Cronaca

Pressioni sulla firma dei contratti con le cliniche: indagati Chiodi, Baraldi e Venturoni

Nuovo scandalo sulla Sanità abruzzese, l'inchiesta fa riferimento alle pressioni sulla firma dei contratti con le cliniche private e la fissazione dei tetti di spesa, contratti che sarebbero stati somministrati con "un generale atteggiamento ostruzionistico"

Falso, abuso d'ufficio e violenza privata. Parte da queste accuse il nuovo scandalo della Sanità abruzzese che vede coinvolti Gianni Chiodi, Lanfranco Venutorni, Giovanna Baraldi e due funzionari Agenas

L'ex presidente della Regione e ex commissario alla sanità, l'ex assessore regionale, l'ex vice commissaria e i due tecnici hanno ricevuto l'avviso dalla Procura della Repubblica di Pescara a conclusione delle indagini che fanno riferimento a fatti accaduti nel 2010, anno in cui si sarebbero registrate pressioni sulla firma dei contratti con le cliniche private e la fissazione dei tetti di spesa.

La notizia è sulle pagine odierne del Messaggero Abruzzo. Per ridimensionare i tetti di spesa, gli indagati avrebbero costretto i titolari delle cliniche private, dai quali è partita la denuncia, a sottoscrivere i contratti di prestazione di assistenza ospedaliera con la Regione attraverso però "un generale atteggiamento ostruzionistico volto a non fornire i dati per procedere all'attuazione della metodologia utilizzata per realizzare i tetti di spesa, a congelare la procedura dei pagamenti pregressi, dichiarando di sbloccarli in cambio della firma dei contratti per il 2010" si legge sul quotidiano che parla anche di minacce di mancato sblocco dei crediti maturati  e di disaccreditamento delle cliniche da parte di Chiodi e Venturoni. In pratica: o firmate o non vi paghiamo nemmeno per le vecchie prestazioni.

L'ex governatore e i due tecnici dell'Agenas sono indagati anche per truffa. I fatti sono stati ricostruiti dai magistrati Giampiero Di Florio e Giuseppe Bellelli, gli stessi di "Sanitopoli".

MATERIALE FORNITO >>
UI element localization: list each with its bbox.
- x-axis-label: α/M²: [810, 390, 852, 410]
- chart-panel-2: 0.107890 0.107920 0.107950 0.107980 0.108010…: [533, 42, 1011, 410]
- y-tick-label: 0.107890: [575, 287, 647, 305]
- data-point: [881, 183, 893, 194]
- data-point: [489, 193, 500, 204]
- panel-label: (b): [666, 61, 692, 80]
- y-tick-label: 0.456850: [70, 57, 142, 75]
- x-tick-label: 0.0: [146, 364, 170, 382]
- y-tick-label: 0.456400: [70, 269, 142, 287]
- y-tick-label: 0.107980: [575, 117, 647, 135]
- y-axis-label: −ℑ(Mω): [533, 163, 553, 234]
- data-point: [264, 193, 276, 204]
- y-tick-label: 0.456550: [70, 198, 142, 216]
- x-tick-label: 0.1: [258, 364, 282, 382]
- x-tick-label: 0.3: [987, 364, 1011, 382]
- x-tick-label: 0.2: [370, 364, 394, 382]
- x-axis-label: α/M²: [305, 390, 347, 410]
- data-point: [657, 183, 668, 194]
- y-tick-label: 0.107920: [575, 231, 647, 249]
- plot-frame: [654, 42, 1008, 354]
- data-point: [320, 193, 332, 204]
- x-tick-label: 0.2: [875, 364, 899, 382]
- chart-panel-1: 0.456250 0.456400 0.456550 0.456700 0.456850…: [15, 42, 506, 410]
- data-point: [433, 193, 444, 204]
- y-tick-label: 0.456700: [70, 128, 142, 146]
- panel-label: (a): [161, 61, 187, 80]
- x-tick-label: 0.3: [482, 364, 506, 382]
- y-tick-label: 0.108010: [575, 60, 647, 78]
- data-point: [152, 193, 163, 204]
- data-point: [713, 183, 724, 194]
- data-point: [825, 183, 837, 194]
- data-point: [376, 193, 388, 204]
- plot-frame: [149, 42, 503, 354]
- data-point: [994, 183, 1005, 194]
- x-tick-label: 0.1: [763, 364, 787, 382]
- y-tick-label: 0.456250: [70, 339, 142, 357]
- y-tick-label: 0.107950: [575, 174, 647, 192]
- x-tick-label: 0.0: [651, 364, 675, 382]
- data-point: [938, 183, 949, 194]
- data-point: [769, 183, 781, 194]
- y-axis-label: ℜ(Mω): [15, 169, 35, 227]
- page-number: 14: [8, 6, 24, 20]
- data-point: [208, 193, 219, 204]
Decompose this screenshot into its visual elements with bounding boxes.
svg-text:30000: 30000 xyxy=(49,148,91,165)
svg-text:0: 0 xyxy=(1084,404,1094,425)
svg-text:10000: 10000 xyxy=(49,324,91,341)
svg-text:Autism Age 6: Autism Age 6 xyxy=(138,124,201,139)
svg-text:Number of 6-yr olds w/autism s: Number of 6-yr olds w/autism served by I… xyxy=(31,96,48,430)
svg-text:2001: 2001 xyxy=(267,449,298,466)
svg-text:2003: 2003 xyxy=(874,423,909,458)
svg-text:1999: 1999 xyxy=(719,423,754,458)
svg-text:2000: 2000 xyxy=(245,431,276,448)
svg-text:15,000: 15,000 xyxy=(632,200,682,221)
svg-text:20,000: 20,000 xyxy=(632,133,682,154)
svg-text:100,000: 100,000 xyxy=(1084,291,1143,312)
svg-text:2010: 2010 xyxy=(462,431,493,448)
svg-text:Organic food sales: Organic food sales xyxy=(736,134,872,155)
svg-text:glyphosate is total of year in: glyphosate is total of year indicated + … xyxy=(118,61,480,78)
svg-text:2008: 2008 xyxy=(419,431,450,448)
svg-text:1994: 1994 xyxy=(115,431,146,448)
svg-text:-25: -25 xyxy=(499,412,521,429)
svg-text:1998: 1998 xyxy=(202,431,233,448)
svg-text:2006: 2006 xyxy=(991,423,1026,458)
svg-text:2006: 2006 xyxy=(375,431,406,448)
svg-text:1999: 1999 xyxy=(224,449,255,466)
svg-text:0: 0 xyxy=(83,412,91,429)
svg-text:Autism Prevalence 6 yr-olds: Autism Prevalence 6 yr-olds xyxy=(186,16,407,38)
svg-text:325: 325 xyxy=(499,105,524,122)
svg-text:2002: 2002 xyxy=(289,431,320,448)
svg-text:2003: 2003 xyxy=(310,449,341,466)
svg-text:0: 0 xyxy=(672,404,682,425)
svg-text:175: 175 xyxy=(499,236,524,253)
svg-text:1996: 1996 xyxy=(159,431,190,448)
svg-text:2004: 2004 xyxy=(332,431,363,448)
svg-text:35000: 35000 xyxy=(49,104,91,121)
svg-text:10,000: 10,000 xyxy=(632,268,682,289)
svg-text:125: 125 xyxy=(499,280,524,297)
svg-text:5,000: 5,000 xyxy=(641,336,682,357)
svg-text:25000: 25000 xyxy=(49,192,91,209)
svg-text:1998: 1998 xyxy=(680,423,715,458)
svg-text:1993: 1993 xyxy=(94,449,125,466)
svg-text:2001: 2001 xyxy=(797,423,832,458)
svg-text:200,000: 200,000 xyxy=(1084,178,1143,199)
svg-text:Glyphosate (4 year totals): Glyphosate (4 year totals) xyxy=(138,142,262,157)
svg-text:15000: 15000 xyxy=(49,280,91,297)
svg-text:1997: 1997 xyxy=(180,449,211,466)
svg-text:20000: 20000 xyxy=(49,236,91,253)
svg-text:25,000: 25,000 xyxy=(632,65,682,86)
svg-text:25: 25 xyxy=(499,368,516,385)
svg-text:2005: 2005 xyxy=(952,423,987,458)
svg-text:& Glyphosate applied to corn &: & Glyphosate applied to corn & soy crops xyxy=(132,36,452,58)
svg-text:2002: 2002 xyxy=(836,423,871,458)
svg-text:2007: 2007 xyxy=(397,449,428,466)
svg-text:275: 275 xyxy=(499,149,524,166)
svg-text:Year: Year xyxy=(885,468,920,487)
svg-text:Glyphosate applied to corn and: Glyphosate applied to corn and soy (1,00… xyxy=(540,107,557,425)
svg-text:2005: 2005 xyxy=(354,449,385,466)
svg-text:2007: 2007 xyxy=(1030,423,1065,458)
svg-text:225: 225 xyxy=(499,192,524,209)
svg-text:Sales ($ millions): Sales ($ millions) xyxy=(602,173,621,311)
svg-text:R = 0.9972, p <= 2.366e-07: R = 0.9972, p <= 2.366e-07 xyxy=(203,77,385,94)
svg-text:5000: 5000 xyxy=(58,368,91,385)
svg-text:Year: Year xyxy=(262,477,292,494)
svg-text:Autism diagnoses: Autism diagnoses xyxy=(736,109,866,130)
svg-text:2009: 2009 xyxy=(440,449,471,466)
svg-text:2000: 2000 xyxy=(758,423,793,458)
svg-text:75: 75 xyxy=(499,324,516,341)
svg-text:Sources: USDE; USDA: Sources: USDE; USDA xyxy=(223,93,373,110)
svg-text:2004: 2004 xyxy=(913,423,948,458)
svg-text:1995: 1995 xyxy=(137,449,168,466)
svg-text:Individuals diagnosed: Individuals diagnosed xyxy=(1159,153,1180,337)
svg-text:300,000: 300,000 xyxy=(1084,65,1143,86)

ATTIVITÀ DA SVOLGERE >>
1. Elenca tutti i reati che l'articolo sulla sanità abruzzese attribuisce agli indagati.
2. Trascrivi dall'articolo sulla sanità abruzzese il passo che comincia con "L'ex presidente della" e prosegue fino a "tetti di spesa.".

COMPITI SVOLTI >>
1. Falso, abuso d'ufficio, violenza privata e truffa.

2.
L'ex presidente della Regione e ex commissario alla sanità, l'ex assessore regionale, l'ex vice commissaria e i due tecnici hanno ricevuto l'avviso dalla Procura della Repubblica di Pescara a conclusione delle indagini che fanno riferimento a fatti accaduti nel 2010, anno in cui si sarebbero registrate pressioni sulla firma dei contratti con le cliniche private e la fissazione dei tetti di spesa.